▶ **Your goal**: Write out the material exactly, with the pictures left out.

▶ **Supplied material**:

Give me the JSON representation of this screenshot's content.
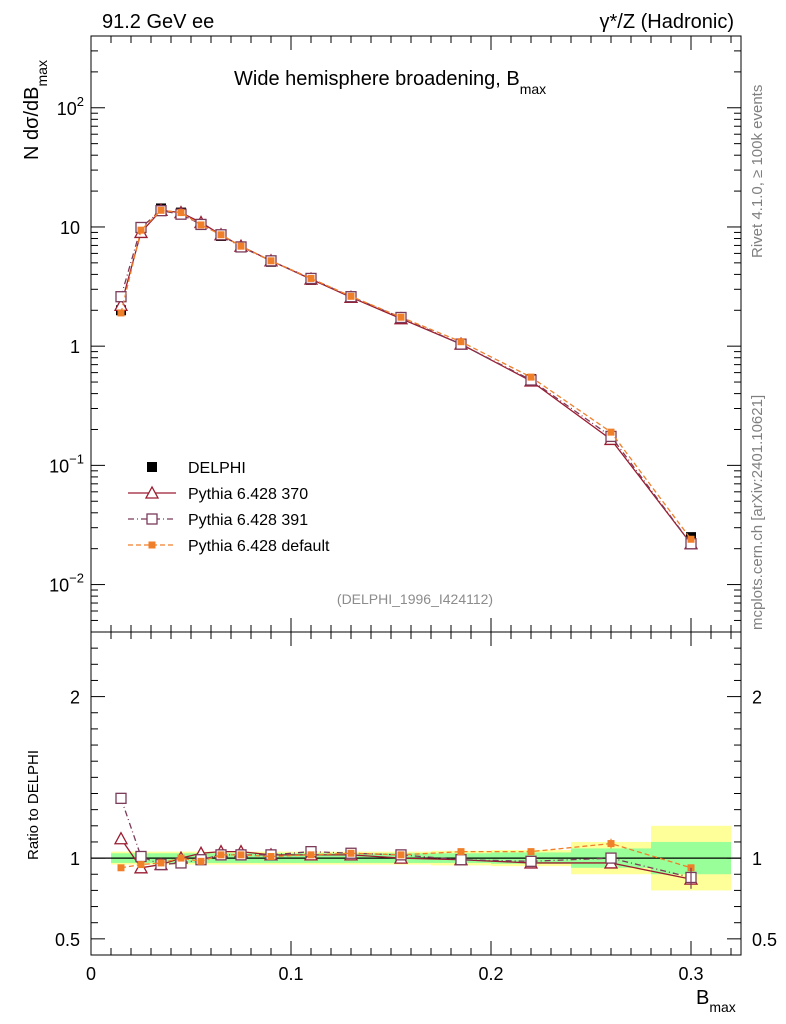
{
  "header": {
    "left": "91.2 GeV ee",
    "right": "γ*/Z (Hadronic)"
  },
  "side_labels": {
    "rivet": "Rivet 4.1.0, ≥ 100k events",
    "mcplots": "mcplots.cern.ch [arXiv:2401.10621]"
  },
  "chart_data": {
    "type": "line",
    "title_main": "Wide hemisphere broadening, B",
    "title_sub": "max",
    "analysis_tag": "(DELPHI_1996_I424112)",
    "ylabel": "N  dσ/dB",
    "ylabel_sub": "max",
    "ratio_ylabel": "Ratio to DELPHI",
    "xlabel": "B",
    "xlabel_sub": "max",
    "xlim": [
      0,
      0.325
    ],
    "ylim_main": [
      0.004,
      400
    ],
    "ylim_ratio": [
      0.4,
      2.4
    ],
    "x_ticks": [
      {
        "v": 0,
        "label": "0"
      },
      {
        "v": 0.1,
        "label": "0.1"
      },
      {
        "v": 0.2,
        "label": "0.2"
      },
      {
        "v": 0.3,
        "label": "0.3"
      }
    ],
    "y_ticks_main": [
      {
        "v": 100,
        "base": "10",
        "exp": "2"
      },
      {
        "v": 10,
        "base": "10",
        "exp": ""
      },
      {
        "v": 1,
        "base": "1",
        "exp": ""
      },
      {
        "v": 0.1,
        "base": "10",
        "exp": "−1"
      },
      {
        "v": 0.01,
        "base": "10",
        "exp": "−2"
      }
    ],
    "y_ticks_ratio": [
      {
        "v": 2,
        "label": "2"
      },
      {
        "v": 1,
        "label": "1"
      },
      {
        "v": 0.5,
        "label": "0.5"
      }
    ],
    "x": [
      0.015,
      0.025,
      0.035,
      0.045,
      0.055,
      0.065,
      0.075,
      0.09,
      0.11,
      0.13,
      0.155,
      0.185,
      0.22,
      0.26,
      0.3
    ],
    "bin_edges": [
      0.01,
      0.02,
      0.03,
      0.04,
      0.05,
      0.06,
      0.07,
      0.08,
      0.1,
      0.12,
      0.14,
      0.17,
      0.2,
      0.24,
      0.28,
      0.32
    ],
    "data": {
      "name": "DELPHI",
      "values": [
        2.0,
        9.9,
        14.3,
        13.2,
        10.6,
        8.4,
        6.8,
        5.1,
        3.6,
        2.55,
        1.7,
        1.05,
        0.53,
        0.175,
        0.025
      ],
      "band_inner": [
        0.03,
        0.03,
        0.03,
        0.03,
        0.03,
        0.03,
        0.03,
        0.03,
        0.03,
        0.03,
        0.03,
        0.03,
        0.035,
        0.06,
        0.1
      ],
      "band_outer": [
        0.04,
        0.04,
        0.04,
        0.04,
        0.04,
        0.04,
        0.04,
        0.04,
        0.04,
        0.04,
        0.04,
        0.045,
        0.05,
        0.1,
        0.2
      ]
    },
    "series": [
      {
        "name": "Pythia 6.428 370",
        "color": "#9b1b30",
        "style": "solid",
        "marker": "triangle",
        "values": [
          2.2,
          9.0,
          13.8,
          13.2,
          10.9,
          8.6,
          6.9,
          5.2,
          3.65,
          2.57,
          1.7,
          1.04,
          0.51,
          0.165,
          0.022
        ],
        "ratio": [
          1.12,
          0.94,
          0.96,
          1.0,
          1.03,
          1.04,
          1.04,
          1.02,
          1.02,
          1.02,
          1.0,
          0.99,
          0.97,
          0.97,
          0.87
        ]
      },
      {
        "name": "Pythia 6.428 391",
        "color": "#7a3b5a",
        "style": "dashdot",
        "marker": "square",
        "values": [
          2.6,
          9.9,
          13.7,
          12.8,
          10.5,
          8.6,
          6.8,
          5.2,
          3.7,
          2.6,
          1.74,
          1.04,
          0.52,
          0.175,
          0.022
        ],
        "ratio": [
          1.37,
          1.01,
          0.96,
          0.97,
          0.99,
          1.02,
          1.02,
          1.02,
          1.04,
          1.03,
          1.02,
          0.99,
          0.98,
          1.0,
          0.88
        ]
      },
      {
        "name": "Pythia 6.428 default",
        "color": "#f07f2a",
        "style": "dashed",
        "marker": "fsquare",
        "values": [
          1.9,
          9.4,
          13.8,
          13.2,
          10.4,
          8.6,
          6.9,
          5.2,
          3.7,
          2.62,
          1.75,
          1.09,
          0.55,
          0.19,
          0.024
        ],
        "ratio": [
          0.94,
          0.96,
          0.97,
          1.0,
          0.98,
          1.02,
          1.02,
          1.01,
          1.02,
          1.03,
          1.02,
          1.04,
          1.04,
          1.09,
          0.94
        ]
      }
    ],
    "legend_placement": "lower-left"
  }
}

▶ **Output of the task**:
Give me the JSON representation of this screenshot's content.
{
  "header": {
    "left": "91.2 GeV ee",
    "right": "γ*/Z (Hadronic)"
  },
  "side_labels": {
    "rivet": "Rivet 4.1.0, ≥ 100k events",
    "mcplots": "mcplots.cern.ch [arXiv:2401.10621]"
  },
  "chart_data": {
    "type": "line",
    "title_main": "Wide hemisphere broadening, B",
    "title_sub": "max",
    "analysis_tag": "(DELPHI_1996_I424112)",
    "ylabel": "N  dσ/dB",
    "ylabel_sub": "max",
    "ratio_ylabel": "Ratio to DELPHI",
    "xlabel": "B",
    "xlabel_sub": "max",
    "xlim": [
      0,
      0.325
    ],
    "ylim_main": [
      0.004,
      400
    ],
    "ylim_ratio": [
      0.4,
      2.4
    ],
    "x_ticks": [
      {
        "v": 0,
        "label": "0"
      },
      {
        "v": 0.1,
        "label": "0.1"
      },
      {
        "v": 0.2,
        "label": "0.2"
      },
      {
        "v": 0.3,
        "label": "0.3"
      }
    ],
    "y_ticks_main": [
      {
        "v": 100,
        "base": "10",
        "exp": "2"
      },
      {
        "v": 10,
        "base": "10",
        "exp": ""
      },
      {
        "v": 1,
        "base": "1",
        "exp": ""
      },
      {
        "v": 0.1,
        "base": "10",
        "exp": "−1"
      },
      {
        "v": 0.01,
        "base": "10",
        "exp": "−2"
      }
    ],
    "y_ticks_ratio": [
      {
        "v": 2,
        "label": "2"
      },
      {
        "v": 1,
        "label": "1"
      },
      {
        "v": 0.5,
        "label": "0.5"
      }
    ],
    "x": [
      0.015,
      0.025,
      0.035,
      0.045,
      0.055,
      0.065,
      0.075,
      0.09,
      0.11,
      0.13,
      0.155,
      0.185,
      0.22,
      0.26,
      0.3
    ],
    "bin_edges": [
      0.01,
      0.02,
      0.03,
      0.04,
      0.05,
      0.06,
      0.07,
      0.08,
      0.1,
      0.12,
      0.14,
      0.17,
      0.2,
      0.24,
      0.28,
      0.32
    ],
    "data": {
      "name": "DELPHI",
      "values": [
        2.0,
        9.9,
        14.3,
        13.2,
        10.6,
        8.4,
        6.8,
        5.1,
        3.6,
        2.55,
        1.7,
        1.05,
        0.53,
        0.175,
        0.025
      ],
      "band_inner": [
        0.03,
        0.03,
        0.03,
        0.03,
        0.03,
        0.03,
        0.03,
        0.03,
        0.03,
        0.03,
        0.03,
        0.03,
        0.035,
        0.06,
        0.1
      ],
      "band_outer": [
        0.04,
        0.04,
        0.04,
        0.04,
        0.04,
        0.04,
        0.04,
        0.04,
        0.04,
        0.04,
        0.04,
        0.045,
        0.05,
        0.1,
        0.2
      ]
    },
    "series": [
      {
        "name": "Pythia 6.428 370",
        "color": "#9b1b30",
        "style": "solid",
        "marker": "triangle",
        "values": [
          2.2,
          9.0,
          13.8,
          13.2,
          10.9,
          8.6,
          6.9,
          5.2,
          3.65,
          2.57,
          1.7,
          1.04,
          0.51,
          0.165,
          0.022
        ],
        "ratio": [
          1.12,
          0.94,
          0.96,
          1.0,
          1.03,
          1.04,
          1.04,
          1.02,
          1.02,
          1.02,
          1.0,
          0.99,
          0.97,
          0.97,
          0.87
        ]
      },
      {
        "name": "Pythia 6.428 391",
        "color": "#7a3b5a",
        "style": "dashdot",
        "marker": "square",
        "values": [
          2.6,
          9.9,
          13.7,
          12.8,
          10.5,
          8.6,
          6.8,
          5.2,
          3.7,
          2.6,
          1.74,
          1.04,
          0.52,
          0.175,
          0.022
        ],
        "ratio": [
          1.37,
          1.01,
          0.96,
          0.97,
          0.99,
          1.02,
          1.02,
          1.02,
          1.04,
          1.03,
          1.02,
          0.99,
          0.98,
          1.0,
          0.88
        ]
      },
      {
        "name": "Pythia 6.428 default",
        "color": "#f07f2a",
        "style": "dashed",
        "marker": "fsquare",
        "values": [
          1.9,
          9.4,
          13.8,
          13.2,
          10.4,
          8.6,
          6.9,
          5.2,
          3.7,
          2.62,
          1.75,
          1.09,
          0.55,
          0.19,
          0.024
        ],
        "ratio": [
          0.94,
          0.96,
          0.97,
          1.0,
          0.98,
          1.02,
          1.02,
          1.01,
          1.02,
          1.03,
          1.02,
          1.04,
          1.04,
          1.09,
          0.94
        ]
      }
    ],
    "legend_placement": "lower-left"
  }
}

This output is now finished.